Dunia Dilanda Krisis Solar, RI Tak Gentar!
CNBCindonesia.com Jenis Media: News
Jakarta, CNBC Indonesia - Dunia dikabarkan sedang dialnda krisisnya pasokan bahan bakar minyak (BBM) jenis diesel atau solar. Salah satu contoh misalnya adalah Amerika Serikat (AS) yang saat ini hanya memiliki cadangan pasokan solar selama 25 hari.
Lantas dengan adanya krisis diesel atau solar tersebut, apakah akan berdampak besar bagi pasokan solar di Indonesia?
Direktur Eksekutif Reforminer Komaidi Notonegoro menilai dari sisi pasokan, Indonesia memang tidak akan terdampak signifikan. Pasalnya, produk utama yang dihasilkan dari kilang minyak RI salah satunya adalah jenis solar.
Namun dari segi harga, pemerintah perlu bersiap diri. Mengingat krisis solar global yang terjadi akan turut mengerek harga jual BBM tersebut baik di level internasional maupun di dalam negeri.
"Kalau harga di internasional naik tentu harga di dalam negeri juga ikut naik. Nanti ada urusannya di APBN karena ada yang sebagian disubsidi seperti bio solar kalau untuk ketahanan energi saya kira gak perlu dikhawatirkan," kata Komaidi dalam acara Energy Corner CNBC Indonesia, Senin (7/11/2022).
Menurut Komaidi hal tersebut terjadi lantaran pemerintah menggunakan acuan MOPS (Mean of Platts Singapore) untuk menentukan harga patokan BBM. Sementara MOPS sendiri dipengaruhi adanya supply and demand BBM global.
"Kalau permintaan meningkat dan MOPS juga meningkat, sementara selisih harganya akan jadi beban keuangan negara," katanya.
Oleh sebab itu, Komaidi meminta supaya subsidi solar di Anggaran Pendapatan dan Belanja Negara (APBN) dapat diantisipasi. Mengingat krisis solar global bakal berdampak pada harga jual BBM di dalam negeri.

- Bagian Data

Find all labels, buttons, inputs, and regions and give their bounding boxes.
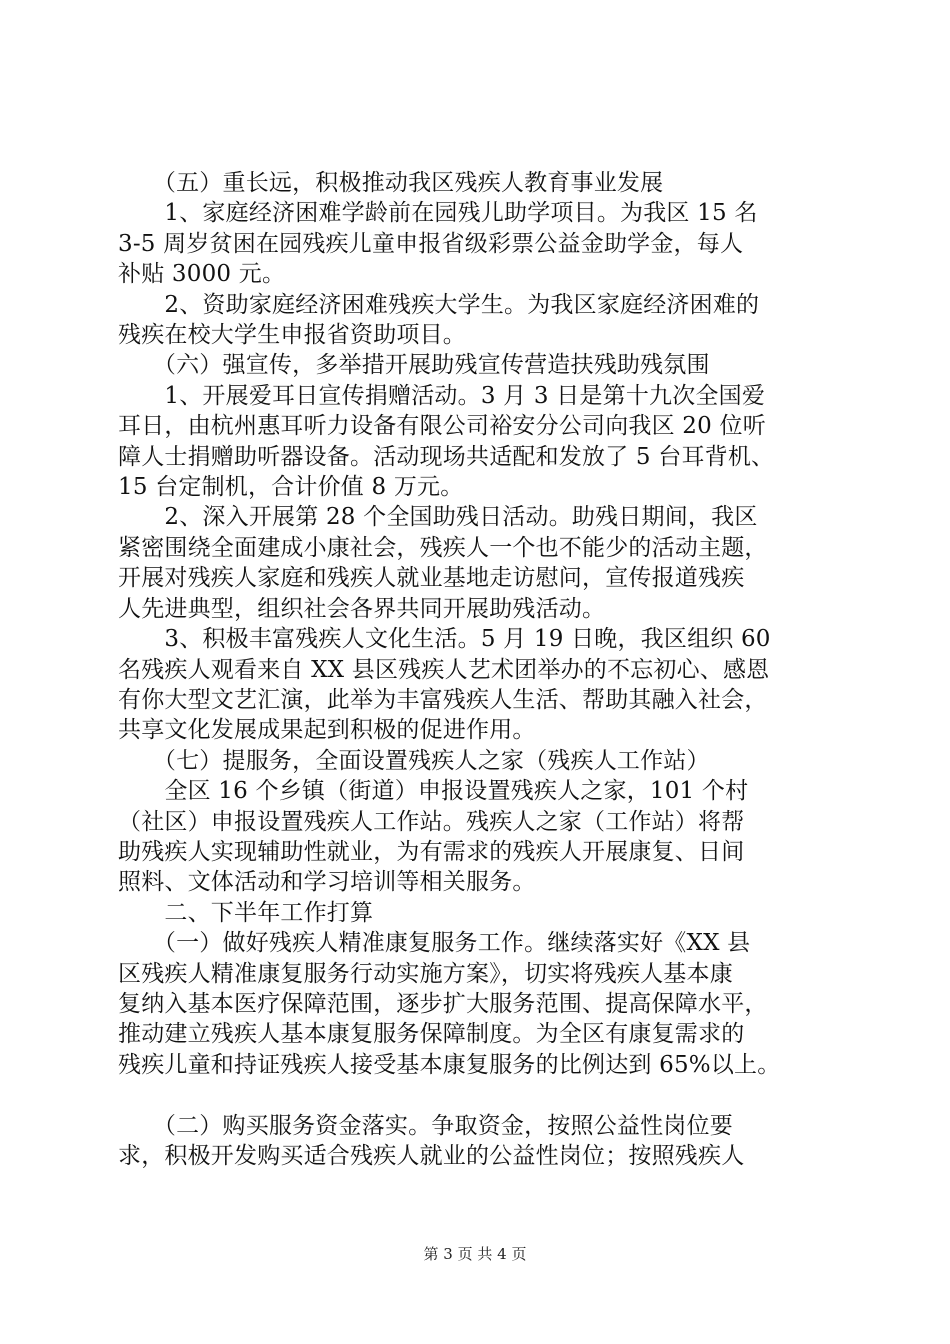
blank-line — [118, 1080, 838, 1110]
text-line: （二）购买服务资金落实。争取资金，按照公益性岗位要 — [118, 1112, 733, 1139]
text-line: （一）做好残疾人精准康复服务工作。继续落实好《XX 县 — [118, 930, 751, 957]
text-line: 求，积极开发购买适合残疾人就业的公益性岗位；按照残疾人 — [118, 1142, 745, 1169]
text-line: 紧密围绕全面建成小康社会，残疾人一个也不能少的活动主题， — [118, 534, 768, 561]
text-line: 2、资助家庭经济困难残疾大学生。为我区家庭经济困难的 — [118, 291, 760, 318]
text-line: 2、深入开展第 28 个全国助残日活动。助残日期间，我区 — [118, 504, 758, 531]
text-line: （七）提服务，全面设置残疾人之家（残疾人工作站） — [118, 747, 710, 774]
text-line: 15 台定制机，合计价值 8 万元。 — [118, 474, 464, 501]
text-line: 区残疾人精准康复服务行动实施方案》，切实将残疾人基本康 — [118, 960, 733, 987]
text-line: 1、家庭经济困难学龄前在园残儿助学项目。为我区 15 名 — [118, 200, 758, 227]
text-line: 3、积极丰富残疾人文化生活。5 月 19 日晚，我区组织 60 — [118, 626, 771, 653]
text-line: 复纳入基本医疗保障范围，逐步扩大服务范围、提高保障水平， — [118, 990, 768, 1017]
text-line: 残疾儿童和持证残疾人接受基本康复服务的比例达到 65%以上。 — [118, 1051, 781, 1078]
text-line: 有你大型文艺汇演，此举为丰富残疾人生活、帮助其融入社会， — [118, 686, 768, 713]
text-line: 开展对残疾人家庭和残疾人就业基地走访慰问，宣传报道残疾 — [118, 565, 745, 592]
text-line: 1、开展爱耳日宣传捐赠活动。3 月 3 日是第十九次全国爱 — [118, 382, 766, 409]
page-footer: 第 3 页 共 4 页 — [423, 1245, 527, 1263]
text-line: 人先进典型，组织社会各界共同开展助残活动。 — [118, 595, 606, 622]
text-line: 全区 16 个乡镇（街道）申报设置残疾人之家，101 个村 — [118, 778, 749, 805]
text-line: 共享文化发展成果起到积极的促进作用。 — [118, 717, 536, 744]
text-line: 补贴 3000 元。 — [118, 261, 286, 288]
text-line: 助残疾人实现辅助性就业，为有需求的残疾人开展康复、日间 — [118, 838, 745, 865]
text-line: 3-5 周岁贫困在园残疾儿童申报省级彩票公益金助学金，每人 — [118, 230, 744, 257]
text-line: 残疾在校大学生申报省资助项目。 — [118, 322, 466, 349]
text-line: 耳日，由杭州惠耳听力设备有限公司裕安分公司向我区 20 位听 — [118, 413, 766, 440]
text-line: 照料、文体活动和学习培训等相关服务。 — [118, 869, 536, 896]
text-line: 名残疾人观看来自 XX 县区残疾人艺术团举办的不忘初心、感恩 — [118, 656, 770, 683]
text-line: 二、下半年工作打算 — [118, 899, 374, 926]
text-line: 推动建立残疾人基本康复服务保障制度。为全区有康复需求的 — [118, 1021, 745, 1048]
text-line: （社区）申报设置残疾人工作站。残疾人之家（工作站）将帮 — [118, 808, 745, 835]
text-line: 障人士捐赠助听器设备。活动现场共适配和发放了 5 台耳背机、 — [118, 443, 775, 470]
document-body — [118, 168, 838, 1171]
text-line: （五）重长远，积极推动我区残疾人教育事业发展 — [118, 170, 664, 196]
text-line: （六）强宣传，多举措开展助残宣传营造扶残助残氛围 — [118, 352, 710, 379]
---
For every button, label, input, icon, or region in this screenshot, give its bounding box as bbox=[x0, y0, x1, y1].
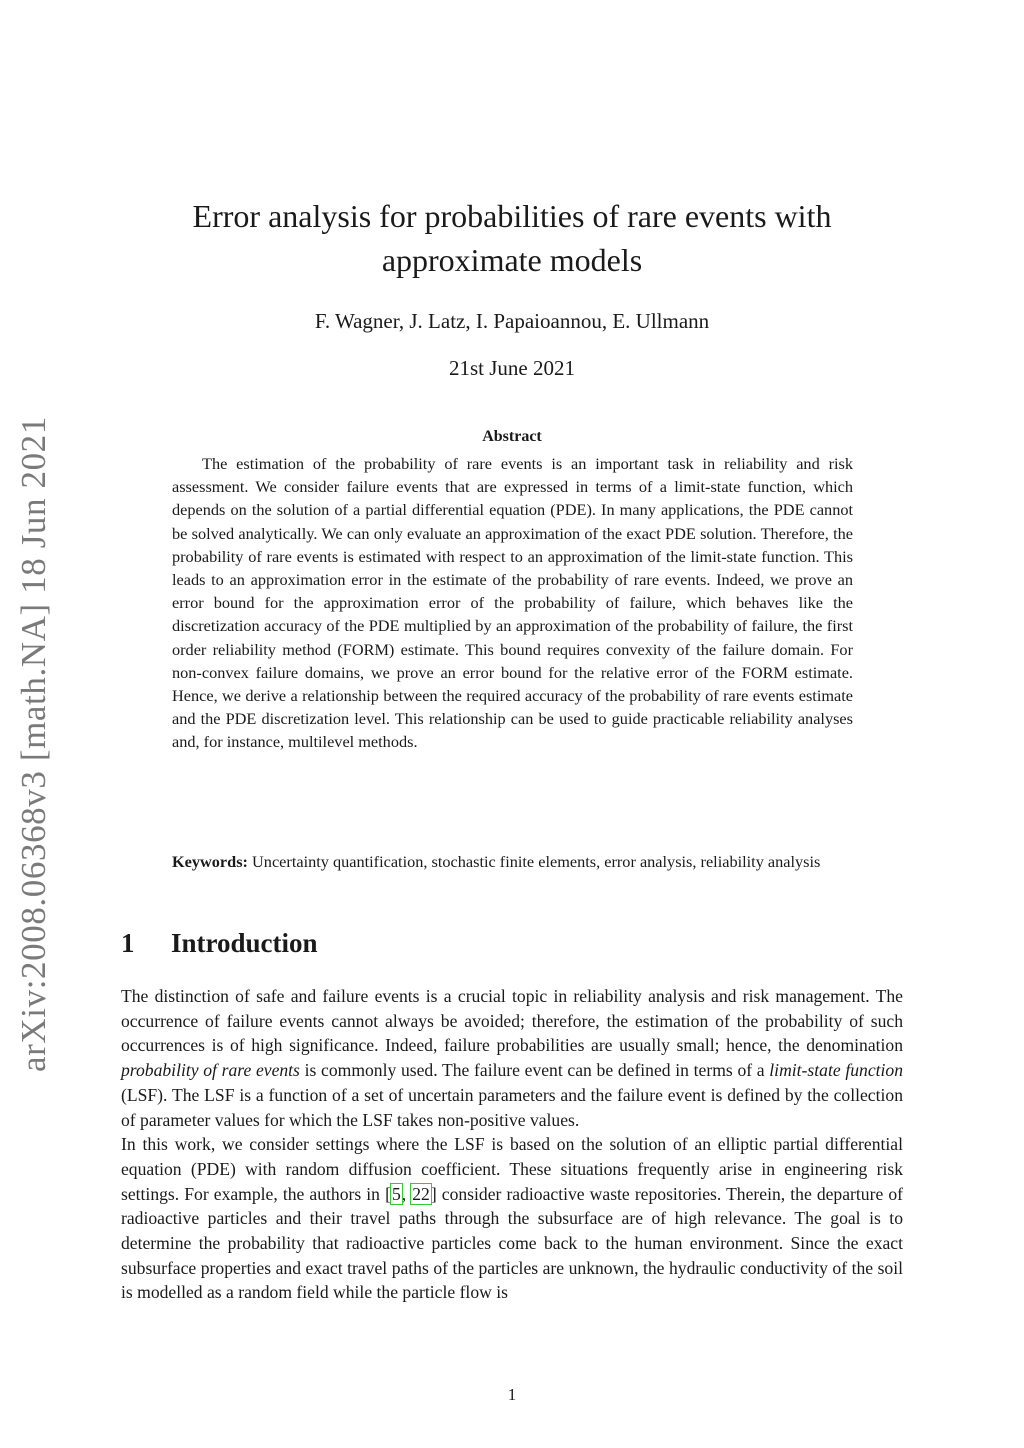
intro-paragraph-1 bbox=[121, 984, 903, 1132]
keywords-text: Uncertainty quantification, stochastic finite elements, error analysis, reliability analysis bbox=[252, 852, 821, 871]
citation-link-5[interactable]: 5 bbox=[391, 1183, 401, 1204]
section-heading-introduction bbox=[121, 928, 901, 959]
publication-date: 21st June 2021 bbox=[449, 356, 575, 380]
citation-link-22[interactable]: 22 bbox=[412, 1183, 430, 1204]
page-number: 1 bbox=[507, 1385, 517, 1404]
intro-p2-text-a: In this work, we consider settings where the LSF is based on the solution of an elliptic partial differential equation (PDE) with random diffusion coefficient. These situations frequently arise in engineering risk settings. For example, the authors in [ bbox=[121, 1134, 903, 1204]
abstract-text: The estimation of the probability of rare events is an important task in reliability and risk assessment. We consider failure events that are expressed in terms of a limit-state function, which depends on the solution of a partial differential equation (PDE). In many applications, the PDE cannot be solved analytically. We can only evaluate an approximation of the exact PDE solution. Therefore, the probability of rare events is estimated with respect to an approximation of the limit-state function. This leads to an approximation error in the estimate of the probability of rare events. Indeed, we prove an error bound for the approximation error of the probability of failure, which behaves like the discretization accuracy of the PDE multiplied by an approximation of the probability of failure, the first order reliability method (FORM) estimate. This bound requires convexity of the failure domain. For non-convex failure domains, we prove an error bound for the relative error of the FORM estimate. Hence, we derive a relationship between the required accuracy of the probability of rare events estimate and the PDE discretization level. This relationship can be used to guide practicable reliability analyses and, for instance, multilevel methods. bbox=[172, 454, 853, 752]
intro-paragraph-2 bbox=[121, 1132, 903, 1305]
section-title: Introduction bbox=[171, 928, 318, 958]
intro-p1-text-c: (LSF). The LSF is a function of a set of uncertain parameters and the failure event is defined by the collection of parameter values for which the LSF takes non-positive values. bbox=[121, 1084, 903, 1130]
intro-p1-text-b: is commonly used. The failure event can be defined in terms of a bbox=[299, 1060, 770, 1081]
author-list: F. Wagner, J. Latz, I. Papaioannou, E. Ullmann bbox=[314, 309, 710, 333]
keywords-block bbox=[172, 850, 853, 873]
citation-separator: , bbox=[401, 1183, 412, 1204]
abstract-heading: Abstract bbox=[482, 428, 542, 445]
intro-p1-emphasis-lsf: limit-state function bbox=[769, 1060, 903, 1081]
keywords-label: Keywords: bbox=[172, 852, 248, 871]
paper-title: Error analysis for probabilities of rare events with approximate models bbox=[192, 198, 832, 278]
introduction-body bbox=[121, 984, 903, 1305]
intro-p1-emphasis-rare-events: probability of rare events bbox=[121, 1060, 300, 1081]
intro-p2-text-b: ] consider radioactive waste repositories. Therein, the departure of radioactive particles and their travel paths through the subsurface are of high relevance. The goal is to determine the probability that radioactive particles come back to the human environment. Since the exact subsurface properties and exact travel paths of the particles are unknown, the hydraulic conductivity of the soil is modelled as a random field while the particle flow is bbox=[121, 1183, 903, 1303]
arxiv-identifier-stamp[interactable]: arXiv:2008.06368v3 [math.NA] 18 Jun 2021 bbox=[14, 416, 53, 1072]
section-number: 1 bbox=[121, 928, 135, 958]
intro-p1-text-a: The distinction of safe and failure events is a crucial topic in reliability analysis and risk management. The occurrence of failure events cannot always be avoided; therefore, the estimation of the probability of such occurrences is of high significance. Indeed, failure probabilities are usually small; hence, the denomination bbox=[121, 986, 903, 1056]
==
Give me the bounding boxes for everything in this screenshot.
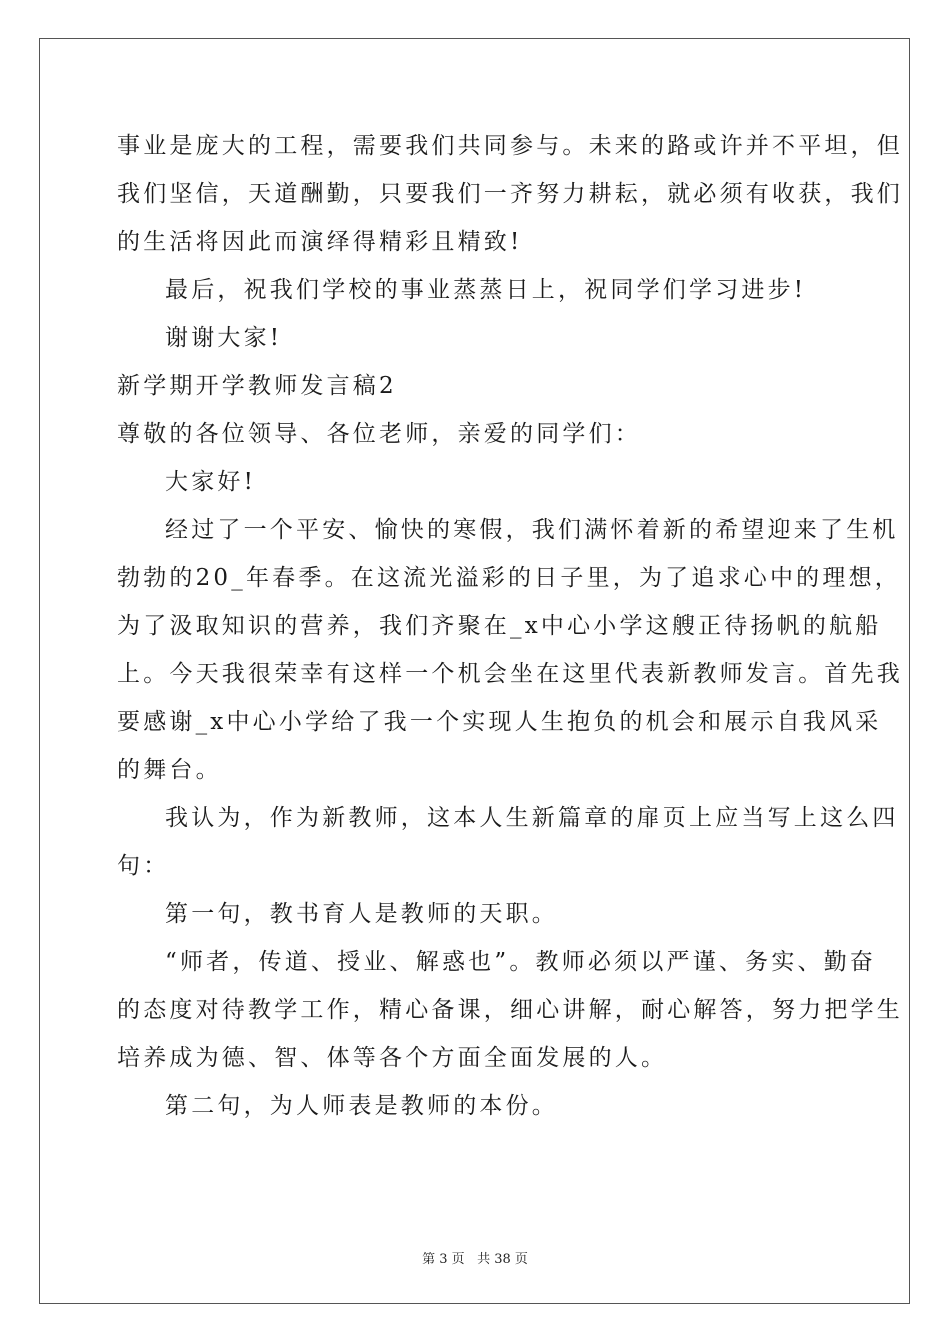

- Ketentuan Tugas
Tuliskan setiap singkatan dalam teks bacaan yang kepanjangannya juga dicantumkan, lengkap dengan kepanjangan tersebut.

- Jawaban di Bawah
- BBM: bahan bakar minyak
- AS: Amerika Serikat
- MOPS: Mean of Platts Singapore
- APBN: Anggaran Pendapatan dan Belanja Negara